* Directions for this task
Each line that contains the word "linguistiques" counts once; give the total for the records below and nothing else.

* Input
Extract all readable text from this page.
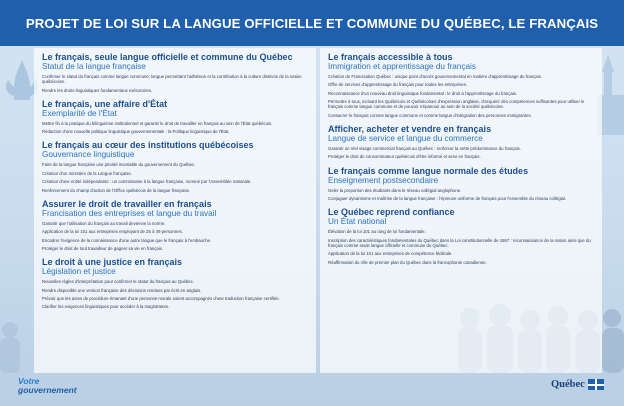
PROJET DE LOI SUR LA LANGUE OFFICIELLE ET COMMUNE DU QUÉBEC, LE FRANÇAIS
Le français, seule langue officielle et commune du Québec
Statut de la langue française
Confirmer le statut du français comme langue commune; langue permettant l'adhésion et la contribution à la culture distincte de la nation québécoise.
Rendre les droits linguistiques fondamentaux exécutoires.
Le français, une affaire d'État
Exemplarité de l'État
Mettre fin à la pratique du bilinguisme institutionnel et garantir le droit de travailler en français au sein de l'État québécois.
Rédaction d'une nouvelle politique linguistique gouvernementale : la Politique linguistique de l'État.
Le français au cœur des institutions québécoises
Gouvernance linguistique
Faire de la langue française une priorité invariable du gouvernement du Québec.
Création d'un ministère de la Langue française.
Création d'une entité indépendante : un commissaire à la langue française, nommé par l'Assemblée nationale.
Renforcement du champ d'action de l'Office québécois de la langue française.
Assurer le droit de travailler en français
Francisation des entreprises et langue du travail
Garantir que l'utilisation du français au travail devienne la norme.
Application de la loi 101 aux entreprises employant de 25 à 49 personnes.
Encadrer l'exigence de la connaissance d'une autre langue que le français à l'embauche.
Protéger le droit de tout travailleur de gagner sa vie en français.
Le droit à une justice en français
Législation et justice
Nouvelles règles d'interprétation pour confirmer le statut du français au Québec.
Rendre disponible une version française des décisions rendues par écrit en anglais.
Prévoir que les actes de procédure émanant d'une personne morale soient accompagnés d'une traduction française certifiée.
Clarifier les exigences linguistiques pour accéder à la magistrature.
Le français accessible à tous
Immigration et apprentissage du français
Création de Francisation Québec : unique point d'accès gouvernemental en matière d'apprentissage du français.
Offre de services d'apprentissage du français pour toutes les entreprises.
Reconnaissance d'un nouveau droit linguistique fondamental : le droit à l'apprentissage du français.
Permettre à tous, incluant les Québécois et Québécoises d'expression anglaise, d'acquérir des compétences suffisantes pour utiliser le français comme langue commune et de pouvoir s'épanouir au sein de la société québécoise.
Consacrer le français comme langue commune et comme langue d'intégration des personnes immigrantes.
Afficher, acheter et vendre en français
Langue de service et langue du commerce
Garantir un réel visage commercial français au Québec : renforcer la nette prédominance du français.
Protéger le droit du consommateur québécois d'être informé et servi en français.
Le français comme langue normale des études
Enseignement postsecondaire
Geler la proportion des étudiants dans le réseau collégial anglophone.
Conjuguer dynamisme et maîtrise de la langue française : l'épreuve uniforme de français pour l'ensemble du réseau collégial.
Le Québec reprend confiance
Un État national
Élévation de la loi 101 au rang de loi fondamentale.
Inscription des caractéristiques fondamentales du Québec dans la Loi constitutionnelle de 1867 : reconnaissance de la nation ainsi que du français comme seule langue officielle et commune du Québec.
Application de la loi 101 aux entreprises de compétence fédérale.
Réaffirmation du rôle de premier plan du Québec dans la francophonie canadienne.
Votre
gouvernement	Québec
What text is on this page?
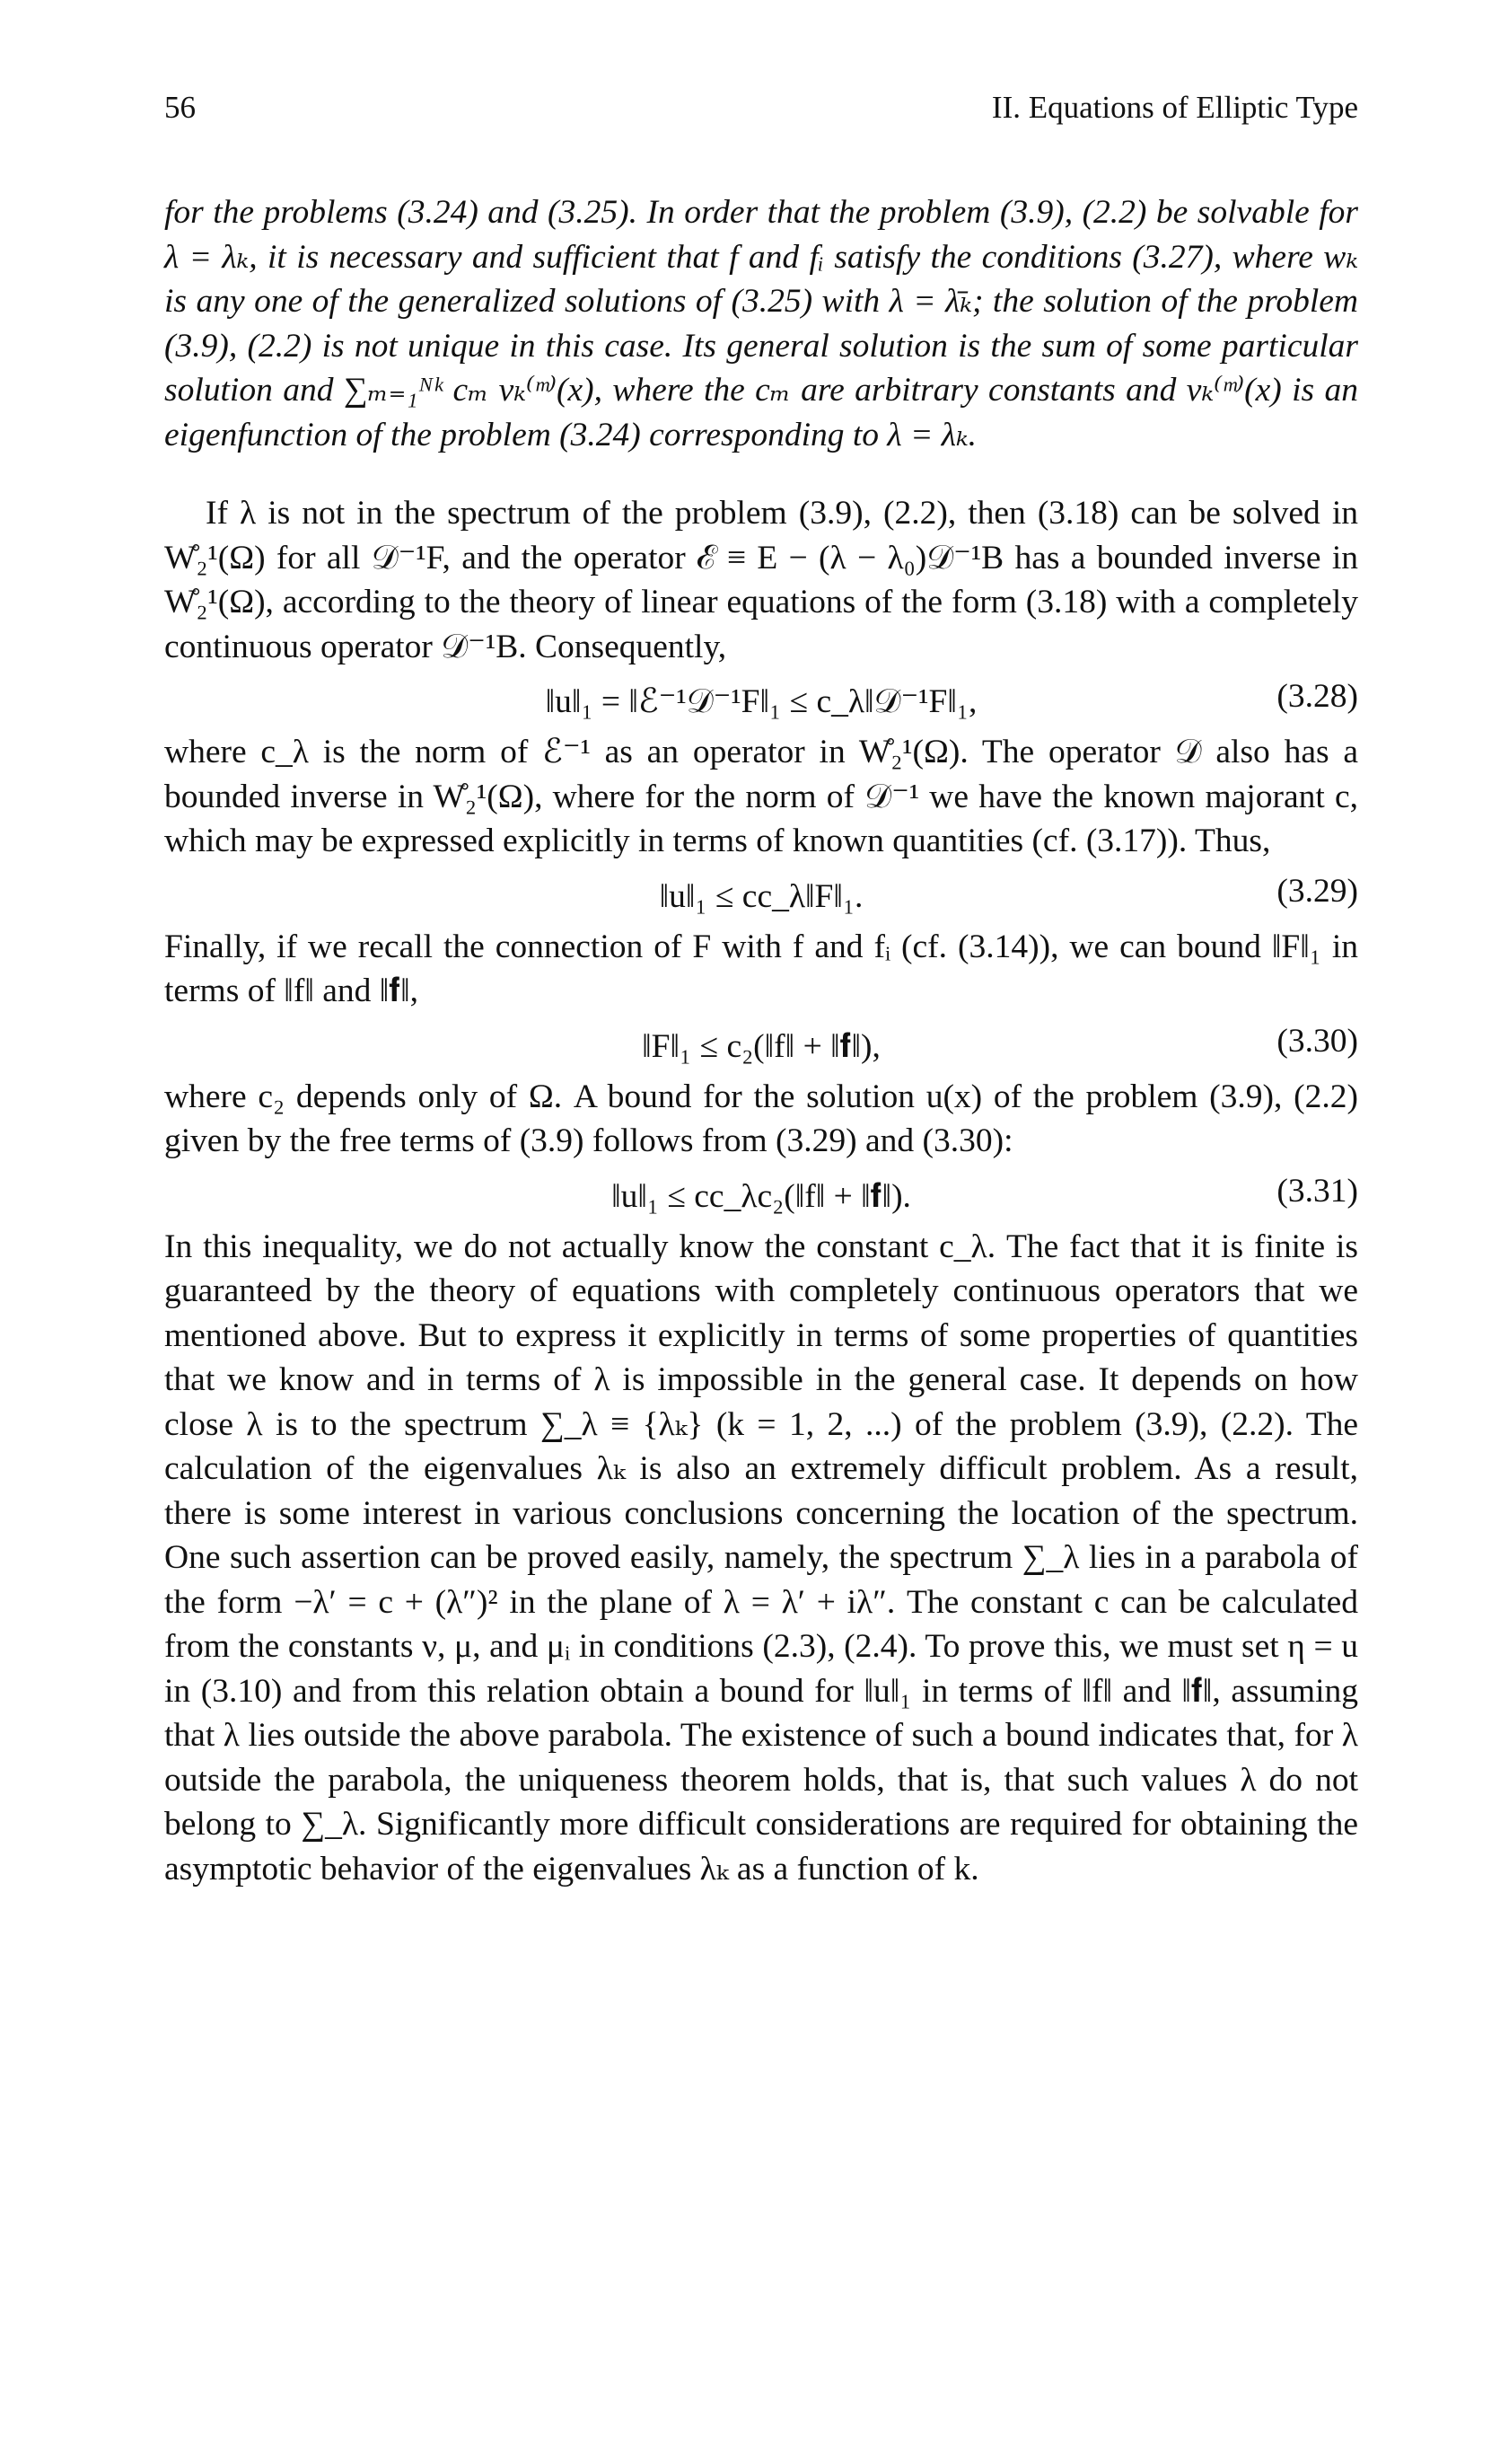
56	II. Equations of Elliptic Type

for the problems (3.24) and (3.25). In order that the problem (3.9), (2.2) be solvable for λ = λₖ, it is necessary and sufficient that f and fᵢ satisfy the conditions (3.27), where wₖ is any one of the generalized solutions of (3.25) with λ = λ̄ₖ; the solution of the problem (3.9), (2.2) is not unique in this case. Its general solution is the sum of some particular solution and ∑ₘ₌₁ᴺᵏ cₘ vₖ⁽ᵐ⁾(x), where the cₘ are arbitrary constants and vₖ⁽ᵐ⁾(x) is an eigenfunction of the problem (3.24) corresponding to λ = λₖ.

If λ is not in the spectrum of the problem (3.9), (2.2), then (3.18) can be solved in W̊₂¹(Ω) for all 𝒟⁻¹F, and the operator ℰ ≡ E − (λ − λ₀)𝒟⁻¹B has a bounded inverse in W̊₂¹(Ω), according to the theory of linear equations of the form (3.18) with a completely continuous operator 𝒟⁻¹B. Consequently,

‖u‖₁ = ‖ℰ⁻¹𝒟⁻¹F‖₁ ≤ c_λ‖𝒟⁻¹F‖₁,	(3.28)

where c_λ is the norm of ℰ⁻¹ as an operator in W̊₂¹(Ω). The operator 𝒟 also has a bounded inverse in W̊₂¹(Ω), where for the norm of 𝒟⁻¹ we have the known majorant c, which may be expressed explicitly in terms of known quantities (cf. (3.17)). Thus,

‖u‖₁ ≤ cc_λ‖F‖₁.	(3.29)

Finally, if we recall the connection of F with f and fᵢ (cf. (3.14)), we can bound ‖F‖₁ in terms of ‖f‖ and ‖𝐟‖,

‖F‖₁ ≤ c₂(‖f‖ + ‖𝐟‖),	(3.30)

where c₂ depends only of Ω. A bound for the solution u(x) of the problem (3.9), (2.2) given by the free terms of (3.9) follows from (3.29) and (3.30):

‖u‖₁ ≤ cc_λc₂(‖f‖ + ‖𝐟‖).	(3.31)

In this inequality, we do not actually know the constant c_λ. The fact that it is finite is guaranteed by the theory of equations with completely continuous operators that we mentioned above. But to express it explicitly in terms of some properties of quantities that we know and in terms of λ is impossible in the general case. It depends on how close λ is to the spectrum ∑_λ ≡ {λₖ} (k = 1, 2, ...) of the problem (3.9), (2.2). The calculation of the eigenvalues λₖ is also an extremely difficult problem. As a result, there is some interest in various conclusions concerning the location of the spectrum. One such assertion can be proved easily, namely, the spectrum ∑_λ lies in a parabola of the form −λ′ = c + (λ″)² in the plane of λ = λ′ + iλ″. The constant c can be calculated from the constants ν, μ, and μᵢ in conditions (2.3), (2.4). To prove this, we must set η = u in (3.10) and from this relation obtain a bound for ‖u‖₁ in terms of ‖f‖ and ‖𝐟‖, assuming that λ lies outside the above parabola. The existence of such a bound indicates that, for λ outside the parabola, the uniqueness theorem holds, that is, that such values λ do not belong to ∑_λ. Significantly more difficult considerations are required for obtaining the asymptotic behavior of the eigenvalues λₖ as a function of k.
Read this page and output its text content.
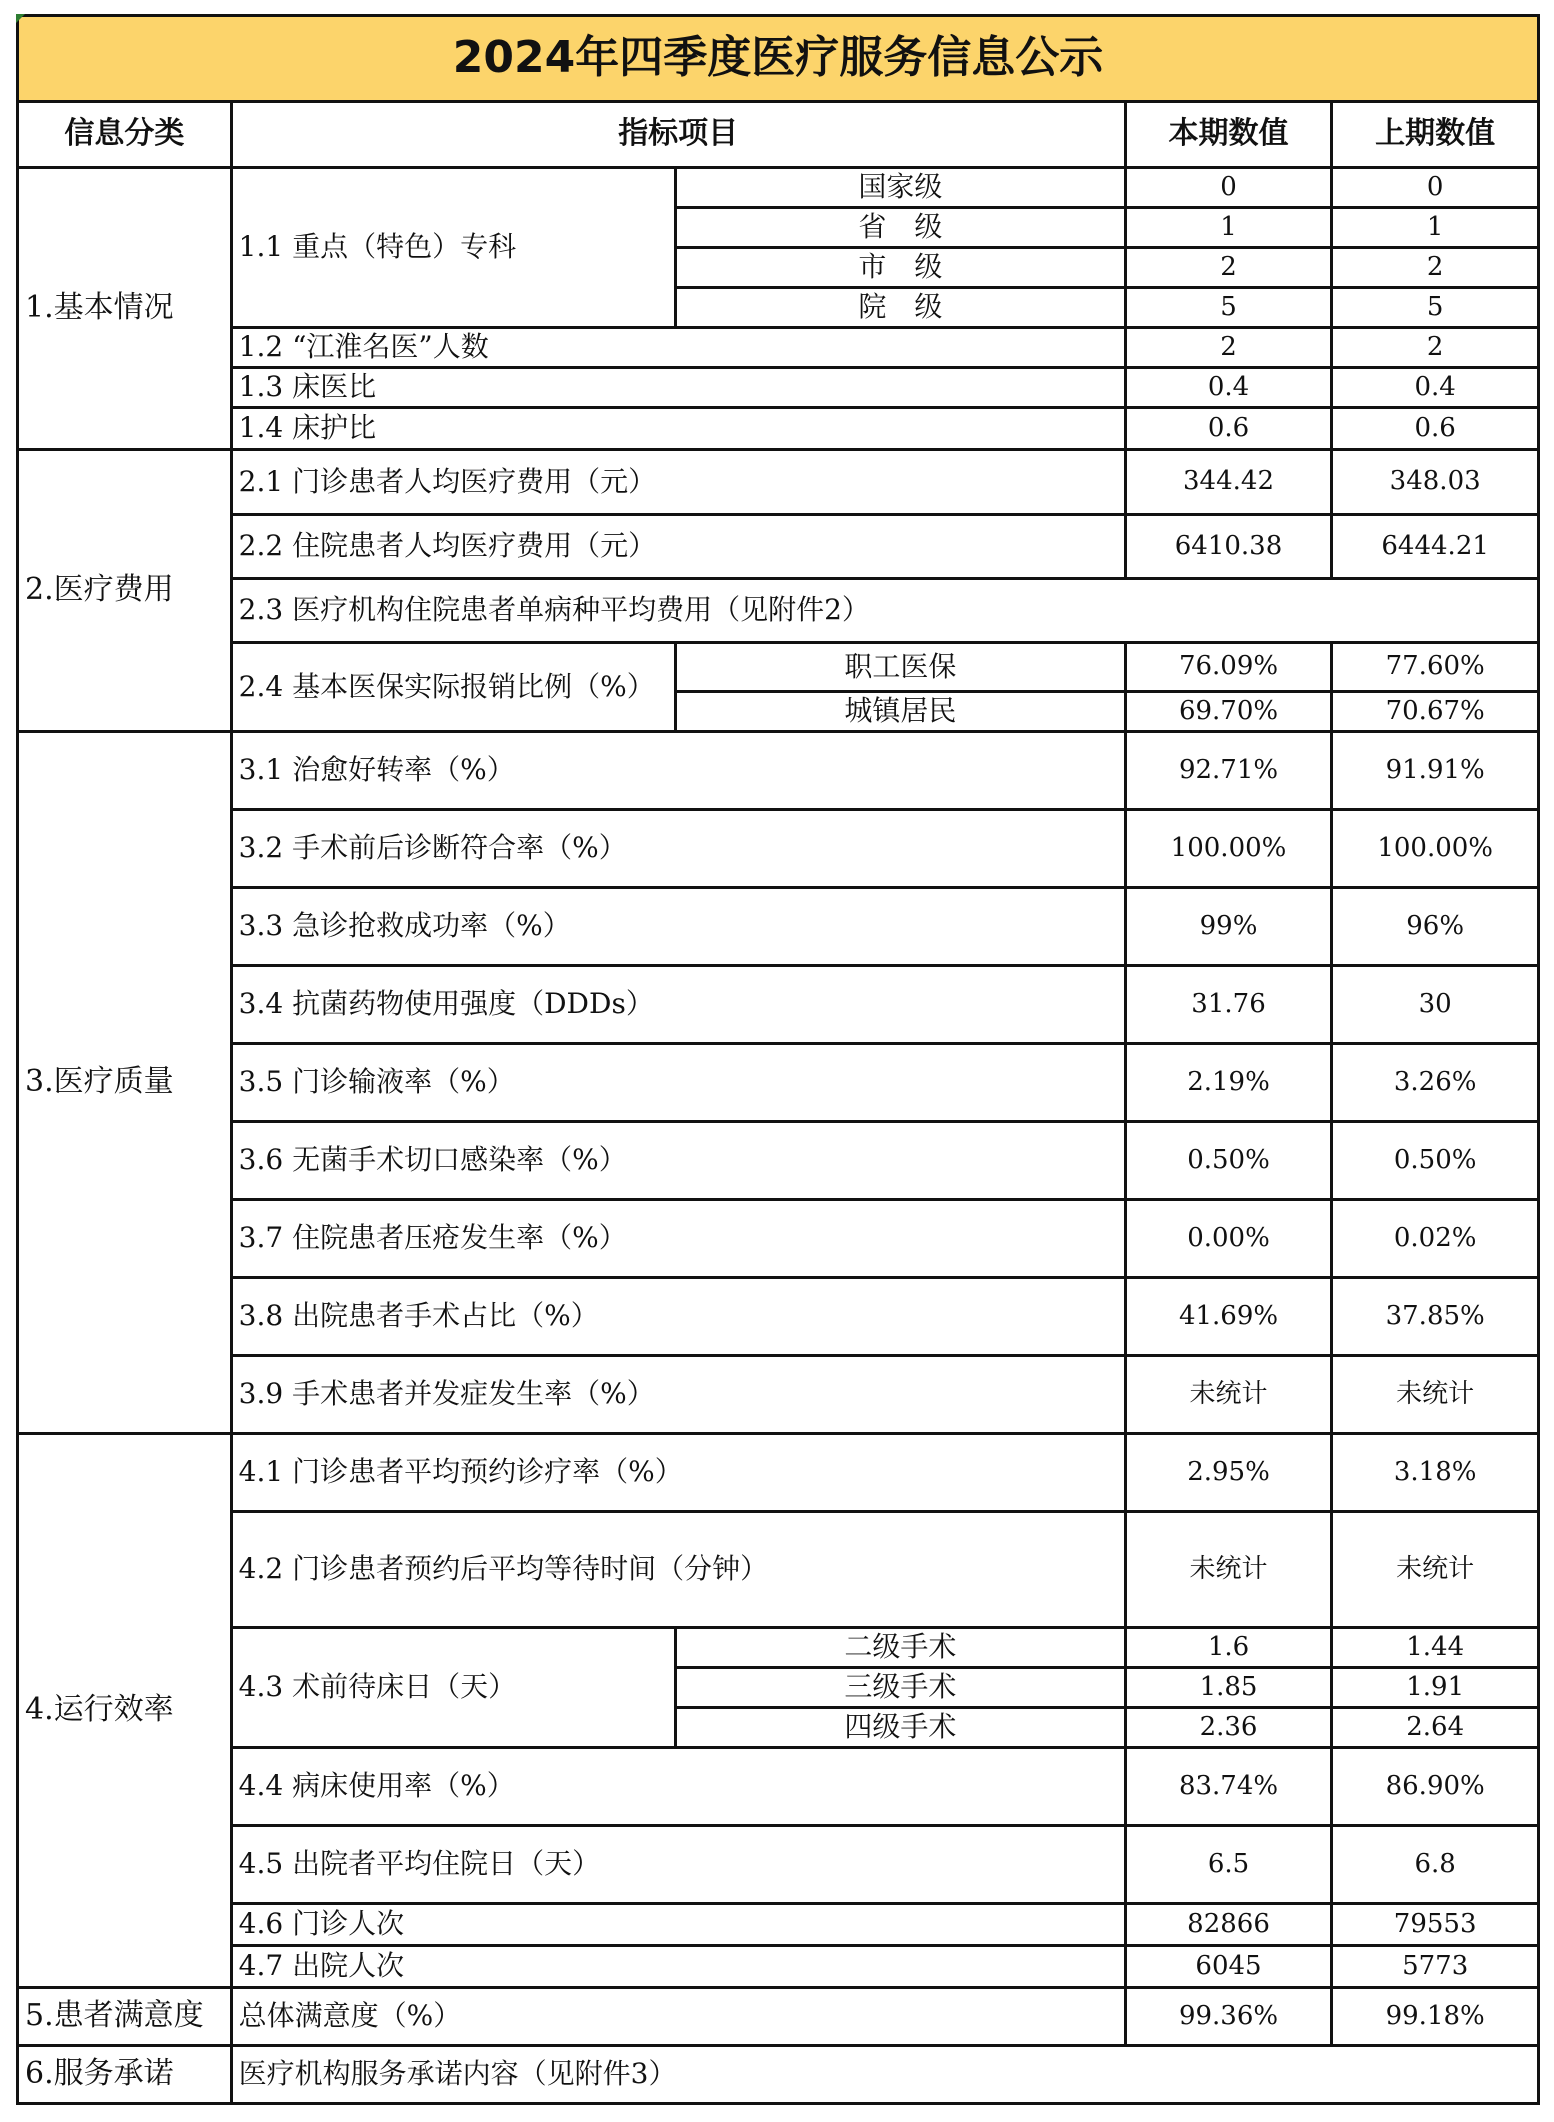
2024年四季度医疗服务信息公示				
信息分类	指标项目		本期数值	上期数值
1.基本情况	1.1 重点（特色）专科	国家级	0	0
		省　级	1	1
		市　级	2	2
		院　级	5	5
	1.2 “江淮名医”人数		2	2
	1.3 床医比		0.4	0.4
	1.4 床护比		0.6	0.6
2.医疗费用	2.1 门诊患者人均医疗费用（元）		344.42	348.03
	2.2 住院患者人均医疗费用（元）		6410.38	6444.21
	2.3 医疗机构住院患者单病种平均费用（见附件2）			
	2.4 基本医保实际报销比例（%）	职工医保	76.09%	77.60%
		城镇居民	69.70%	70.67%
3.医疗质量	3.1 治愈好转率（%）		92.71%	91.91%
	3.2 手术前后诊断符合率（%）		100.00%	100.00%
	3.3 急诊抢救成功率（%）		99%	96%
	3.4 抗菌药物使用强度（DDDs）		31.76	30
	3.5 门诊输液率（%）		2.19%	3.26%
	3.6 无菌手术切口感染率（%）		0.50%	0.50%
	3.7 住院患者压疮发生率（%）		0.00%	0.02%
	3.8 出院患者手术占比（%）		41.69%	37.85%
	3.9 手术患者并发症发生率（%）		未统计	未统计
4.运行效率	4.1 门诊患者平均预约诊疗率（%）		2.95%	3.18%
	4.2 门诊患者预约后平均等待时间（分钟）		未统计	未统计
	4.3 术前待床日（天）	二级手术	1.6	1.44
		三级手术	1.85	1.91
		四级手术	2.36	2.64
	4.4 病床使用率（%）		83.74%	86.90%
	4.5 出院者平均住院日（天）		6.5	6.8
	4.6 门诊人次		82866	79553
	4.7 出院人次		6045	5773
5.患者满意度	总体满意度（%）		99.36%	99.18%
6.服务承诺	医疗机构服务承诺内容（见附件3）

* Task solution
2